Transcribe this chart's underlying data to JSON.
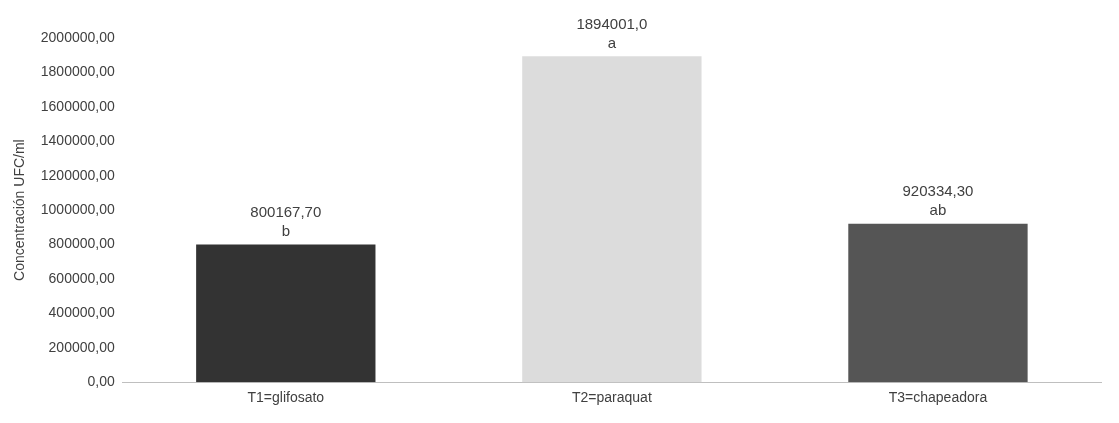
{
  "chart_data": {
    "type": "bar",
    "ylabel": "Concentración UFC/ml",
    "categories": [
      "T1=glifosato",
      "T2=paraquat",
      "T3=chapeadora"
    ],
    "values": [
      800167.7,
      1894001.0,
      920334.3
    ],
    "value_labels": [
      "800167,70",
      "1894001,0",
      "920334,30"
    ],
    "colors": [
      "#333333",
      "#dcdcdc",
      "#555555"
    ],
    "ylim": [
      0,
      2000000
    ],
    "yticks": [
      {
        "value": 0,
        "label": "0,00"
      },
      {
        "value": 200000,
        "label": "200000,00"
      },
      {
        "value": 400000,
        "label": "400000,00"
      },
      {
        "value": 600000,
        "label": "600000,00"
      },
      {
        "value": 800000,
        "label": "800000,00"
      },
      {
        "value": 1000000,
        "label": "1000000,00"
      },
      {
        "value": 1200000,
        "label": "1200000,00"
      },
      {
        "value": 1400000,
        "label": "1400000,00"
      },
      {
        "value": 1600000,
        "label": "1600000,00"
      },
      {
        "value": 1800000,
        "label": "1800000,00"
      },
      {
        "value": 2000000,
        "label": "2000000,00"
      }
    ],
    "annotations": [
      {
        "text": "b",
        "x": "T1=glifosato",
        "y": 800167.7
      },
      {
        "text": "a",
        "x": "T2=paraquat",
        "y": 1894001.0
      },
      {
        "text": "ab",
        "x": "T3=chapeadora",
        "y": 920334.3
      }
    ],
    "grid": false,
    "legend": false
  }
}
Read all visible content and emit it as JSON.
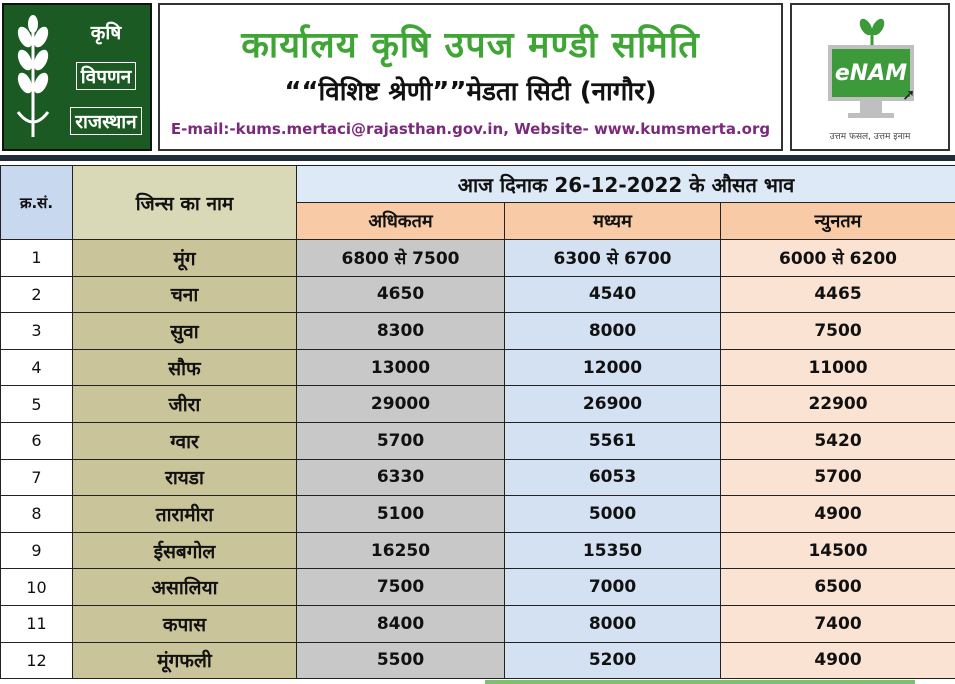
{
  "header": {
    "left_logo": {
      "line1": "कृषि",
      "line2": "विपणन",
      "line3": "राजस्थान"
    },
    "title": "कार्यालय कृषि उपज मण्डी समिति",
    "subtitle": "““विशिष्ट श्रेणी””मेडता सिटी (नागौर)",
    "contact": "E-mail:-kums.mertaci@rajasthan.gov.in, Website- www.kumsmerta.org",
    "right_logo": {
      "brand": "eNAM",
      "tagline": "उत्तम फसल, उत्तम इनाम"
    }
  },
  "table": {
    "col_sn": "क्र.सं.",
    "col_name": "जिन्स का नाम",
    "date_heading": "आज दिनाक 26-12-2022 के औसत भाव",
    "col_max": "अधिकतम",
    "col_mid": "मध्यम",
    "col_min": "न्युनतम",
    "rows": [
      {
        "sn": "1",
        "name": "मूंग",
        "max": "6800 से 7500",
        "mid": "6300 से 6700",
        "min": "6000 से 6200"
      },
      {
        "sn": "2",
        "name": "चना",
        "max": "4650",
        "mid": "4540",
        "min": "4465"
      },
      {
        "sn": "3",
        "name": "सुवा",
        "max": "8300",
        "mid": "8000",
        "min": "7500"
      },
      {
        "sn": "4",
        "name": "सौफ",
        "max": "13000",
        "mid": "12000",
        "min": "11000"
      },
      {
        "sn": "5",
        "name": "जीरा",
        "max": "29000",
        "mid": "26900",
        "min": "22900"
      },
      {
        "sn": "6",
        "name": "ग्वार",
        "max": "5700",
        "mid": "5561",
        "min": "5420"
      },
      {
        "sn": "7",
        "name": "रायडा",
        "max": "6330",
        "mid": "6053",
        "min": "5700"
      },
      {
        "sn": "8",
        "name": "तारामीरा",
        "max": "5100",
        "mid": "5000",
        "min": "4900"
      },
      {
        "sn": "9",
        "name": "ईसबगोल",
        "max": "16250",
        "mid": "15350",
        "min": "14500"
      },
      {
        "sn": "10",
        "name": "असालिया",
        "max": "7500",
        "mid": "7000",
        "min": "6500"
      },
      {
        "sn": "11",
        "name": "कपास",
        "max": "8400",
        "mid": "8000",
        "min": "7400"
      },
      {
        "sn": "12",
        "name": "मूंगफली",
        "max": "5500",
        "mid": "5200",
        "min": "4900"
      }
    ]
  },
  "colors": {
    "brand_green": "#3fa535",
    "logo_green": "#1c5a23",
    "email_purple": "#7b2a7b"
  }
}
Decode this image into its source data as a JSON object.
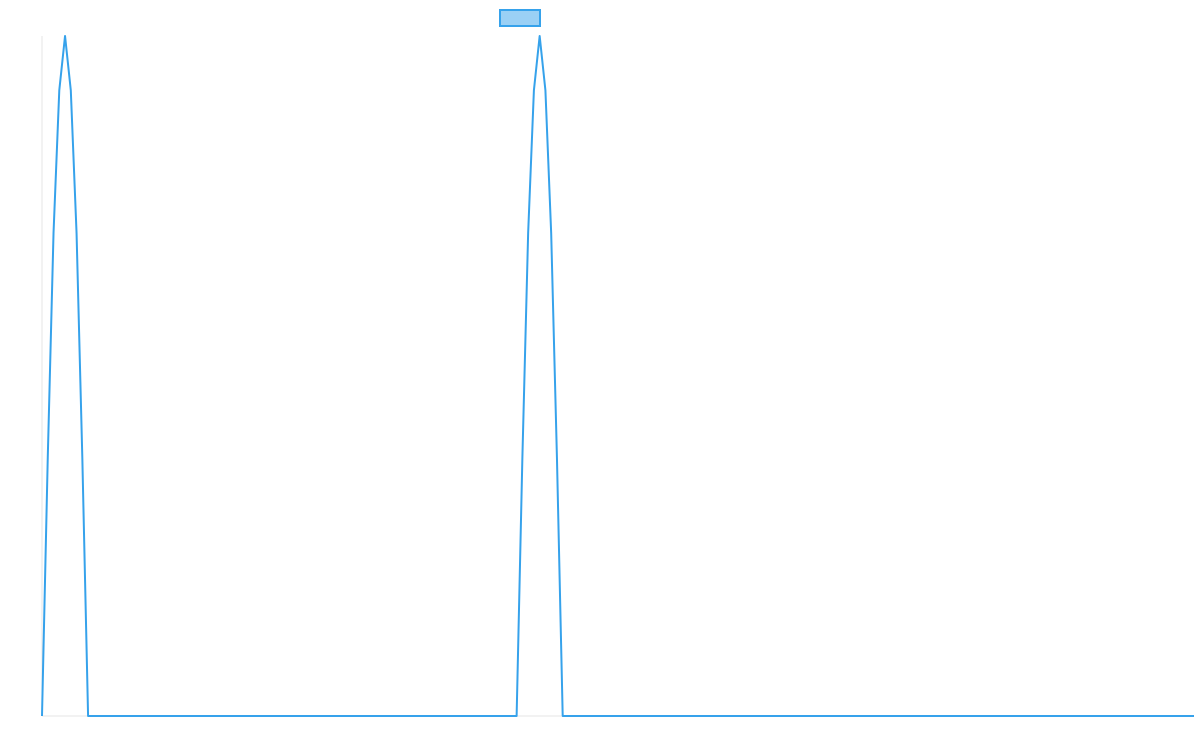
{
  "chart_data": {
    "type": "line",
    "x": [
      0,
      0.5,
      1,
      1.5,
      2,
      2.5,
      3,
      3.5,
      4,
      41.2,
      41.7,
      42.2,
      42.7,
      43.2,
      43.7,
      44.2,
      44.7,
      45.2,
      100
    ],
    "series": [
      {
        "color": "#36a2eb",
        "values": [
          0,
          0.38,
          0.71,
          0.92,
          1,
          0.92,
          0.71,
          0.38,
          0,
          0,
          0.38,
          0.71,
          0.92,
          1,
          0.92,
          0.71,
          0.38,
          0,
          0
        ]
      }
    ],
    "xlim": [
      0,
      100
    ],
    "ylim": [
      0,
      1
    ]
  }
}
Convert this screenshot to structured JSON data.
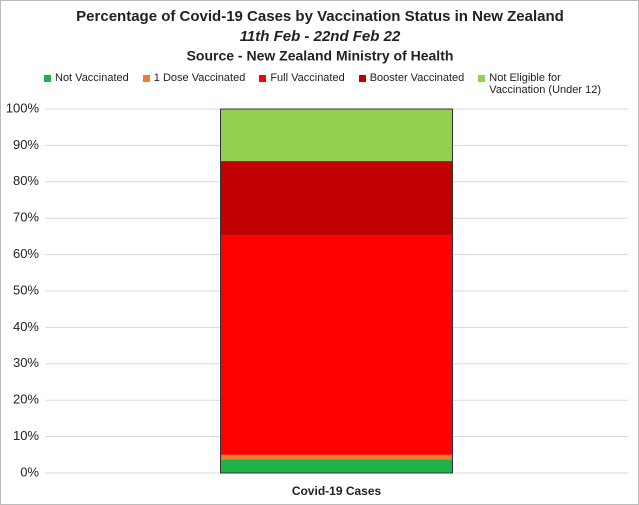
{
  "chart_data": {
    "type": "stacked_bar",
    "title": "Percentage of Covid-19 Cases by Vaccination Status in New Zealand",
    "subtitle": "11th Feb - 22nd Feb 22",
    "source": "Source - New Zealand Ministry of Health",
    "categories": [
      "Covid-19 Cases"
    ],
    "series": [
      {
        "name": "Not Vaccinated",
        "color": "#1db34a",
        "values": [
          3.8
        ]
      },
      {
        "name": "1 Dose Vaccinated",
        "color": "#ed7d31",
        "values": [
          1.2
        ]
      },
      {
        "name": "Full Vaccinated",
        "color": "#ff0000",
        "values": [
          60.4
        ]
      },
      {
        "name": "Booster Vaccinated",
        "color": "#c00000",
        "values": [
          20.3
        ]
      },
      {
        "name": "Not Eligible for Vaccination (Under 12)",
        "color": "#92d050",
        "values": [
          14.3
        ]
      }
    ],
    "ylim": [
      0,
      100
    ],
    "yticks": [
      {
        "value": 0,
        "label": "0%"
      },
      {
        "value": 10,
        "label": "10%"
      },
      {
        "value": 20,
        "label": "20%"
      },
      {
        "value": 30,
        "label": "30%"
      },
      {
        "value": 40,
        "label": "40%"
      },
      {
        "value": 50,
        "label": "50%"
      },
      {
        "value": 60,
        "label": "60%"
      },
      {
        "value": 70,
        "label": "70%"
      },
      {
        "value": 80,
        "label": "80%"
      },
      {
        "value": 90,
        "label": "90%"
      },
      {
        "value": 100,
        "label": "100%"
      }
    ],
    "grid": true
  }
}
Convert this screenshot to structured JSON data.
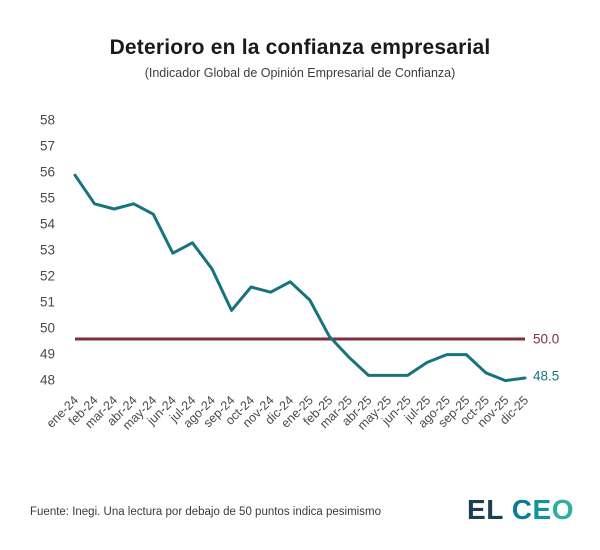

To do:
Quote each record exactly as it stands, minus the pictures.

Task solution:
Transcribe this chart's underlying data to JSON.
{
  "chart_data": {
    "type": "bar",
    "ylabel": "Concentración UFC/ml",
    "categories": [
      "T1=glifosato",
      "T2=paraquat",
      "T3=chapeadora"
    ],
    "values": [
      800167.7,
      1894001.0,
      920334.3
    ],
    "value_labels": [
      "800167,70",
      "1894001,0",
      "920334,30"
    ],
    "colors": [
      "#333333",
      "#dcdcdc",
      "#555555"
    ],
    "ylim": [
      0,
      2000000
    ],
    "yticks": [
      {
        "value": 0,
        "label": "0,00"
      },
      {
        "value": 200000,
        "label": "200000,00"
      },
      {
        "value": 400000,
        "label": "400000,00"
      },
      {
        "value": 600000,
        "label": "600000,00"
      },
      {
        "value": 800000,
        "label": "800000,00"
      },
      {
        "value": 1000000,
        "label": "1000000,00"
      },
      {
        "value": 1200000,
        "label": "1200000,00"
      },
      {
        "value": 1400000,
        "label": "1400000,00"
      },
      {
        "value": 1600000,
        "label": "1600000,00"
      },
      {
        "value": 1800000,
        "label": "1800000,00"
      },
      {
        "value": 2000000,
        "label": "2000000,00"
      }
    ],
    "annotations": [
      {
        "text": "b",
        "x": "T1=glifosato",
        "y": 800167.7
      },
      {
        "text": "a",
        "x": "T2=paraquat",
        "y": 1894001.0
      },
      {
        "text": "ab",
        "x": "T3=chapeadora",
        "y": 920334.3
      }
    ],
    "grid": false,
    "legend": false
  }
}
Read all visible content and emit it as JSON.
{
  "header": {
    "left_logo": {
      "line1": "कृषि",
      "line2": "विपणन",
      "line3": "राजस्थान"
    },
    "title": "कार्यालय कृषि उपज मण्डी समिति",
    "subtitle": "““विशिष्ट श्रेणी””मेडता सिटी (नागौर)",
    "contact": "E-mail:-kums.mertaci@rajasthan.gov.in, Website- www.kumsmerta.org",
    "right_logo": {
      "brand": "eNAM",
      "tagline": "उत्तम फसल, उत्तम इनाम"
    }
  },
  "table": {
    "col_sn": "क्र.सं.",
    "col_name": "जिन्स का नाम",
    "date_heading": "आज दिनाक 26-12-2022 के औसत भाव",
    "col_max": "अधिकतम",
    "col_mid": "मध्यम",
    "col_min": "न्युनतम",
    "rows": [
      {
        "sn": "1",
        "name": "मूंग",
        "max": "6800 से 7500",
        "mid": "6300 से 6700",
        "min": "6000 से 6200"
      },
      {
        "sn": "2",
        "name": "चना",
        "max": "4650",
        "mid": "4540",
        "min": "4465"
      },
      {
        "sn": "3",
        "name": "सुवा",
        "max": "8300",
        "mid": "8000",
        "min": "7500"
      },
      {
        "sn": "4",
        "name": "सौफ",
        "max": "13000",
        "mid": "12000",
        "min": "11000"
      },
      {
        "sn": "5",
        "name": "जीरा",
        "max": "29000",
        "mid": "26900",
        "min": "22900"
      },
      {
        "sn": "6",
        "name": "ग्वार",
        "max": "5700",
        "mid": "5561",
        "min": "5420"
      },
      {
        "sn": "7",
        "name": "रायडा",
        "max": "6330",
        "mid": "6053",
        "min": "5700"
      },
      {
        "sn": "8",
        "name": "तारामीरा",
        "max": "5100",
        "mid": "5000",
        "min": "4900"
      },
      {
        "sn": "9",
        "name": "ईसबगोल",
        "max": "16250",
        "mid": "15350",
        "min": "14500"
      },
      {
        "sn": "10",
        "name": "असालिया",
        "max": "7500",
        "mid": "7000",
        "min": "6500"
      },
      {
        "sn": "11",
        "name": "कपास",
        "max": "8400",
        "mid": "8000",
        "min": "7400"
      },
      {
        "sn": "12",
        "name": "मूंगफली",
        "max": "5500",
        "mid": "5200",
        "min": "4900"
      }
    ]
  },
  "colors": {
    "brand_green": "#3fa535",
    "logo_green": "#1c5a23",
    "email_purple": "#7b2a7b"
  }
}
Decode this image into its source data as a JSON object.
{
  "chart_data": {
    "type": "line",
    "x": [
      0,
      0.5,
      1,
      1.5,
      2,
      2.5,
      3,
      3.5,
      4,
      41.2,
      41.7,
      42.2,
      42.7,
      43.2,
      43.7,
      44.2,
      44.7,
      45.2,
      100
    ],
    "series": [
      {
        "color": "#36a2eb",
        "values": [
          0,
          0.38,
          0.71,
          0.92,
          1,
          0.92,
          0.71,
          0.38,
          0,
          0,
          0.38,
          0.71,
          0.92,
          1,
          0.92,
          0.71,
          0.38,
          0,
          0
        ]
      }
    ],
    "xlim": [
      0,
      100
    ],
    "ylim": [
      0,
      1
    ]
  }
}
Convert this screenshot to structured JSON data.
{
  "chart_data": {
    "type": "stacked_bar",
    "title": "Percentage of Covid-19 Cases by Vaccination Status in New Zealand",
    "subtitle": "11th Feb - 22nd Feb 22",
    "source": "Source - New Zealand Ministry of Health",
    "categories": [
      "Covid-19 Cases"
    ],
    "series": [
      {
        "name": "Not Vaccinated",
        "color": "#1db34a",
        "values": [
          3.8
        ]
      },
      {
        "name": "1 Dose Vaccinated",
        "color": "#ed7d31",
        "values": [
          1.2
        ]
      },
      {
        "name": "Full Vaccinated",
        "color": "#ff0000",
        "values": [
          60.4
        ]
      },
      {
        "name": "Booster Vaccinated",
        "color": "#c00000",
        "values": [
          20.3
        ]
      },
      {
        "name": "Not Eligible for Vaccination (Under 12)",
        "color": "#92d050",
        "values": [
          14.3
        ]
      }
    ],
    "ylim": [
      0,
      100
    ],
    "yticks": [
      {
        "value": 0,
        "label": "0%"
      },
      {
        "value": 10,
        "label": "10%"
      },
      {
        "value": 20,
        "label": "20%"
      },
      {
        "value": 30,
        "label": "30%"
      },
      {
        "value": 40,
        "label": "40%"
      },
      {
        "value": 50,
        "label": "50%"
      },
      {
        "value": 60,
        "label": "60%"
      },
      {
        "value": 70,
        "label": "70%"
      },
      {
        "value": 80,
        "label": "80%"
      },
      {
        "value": 90,
        "label": "90%"
      },
      {
        "value": 100,
        "label": "100%"
      }
    ],
    "grid": true
  }
}
Convert this screenshot to structured JSON data.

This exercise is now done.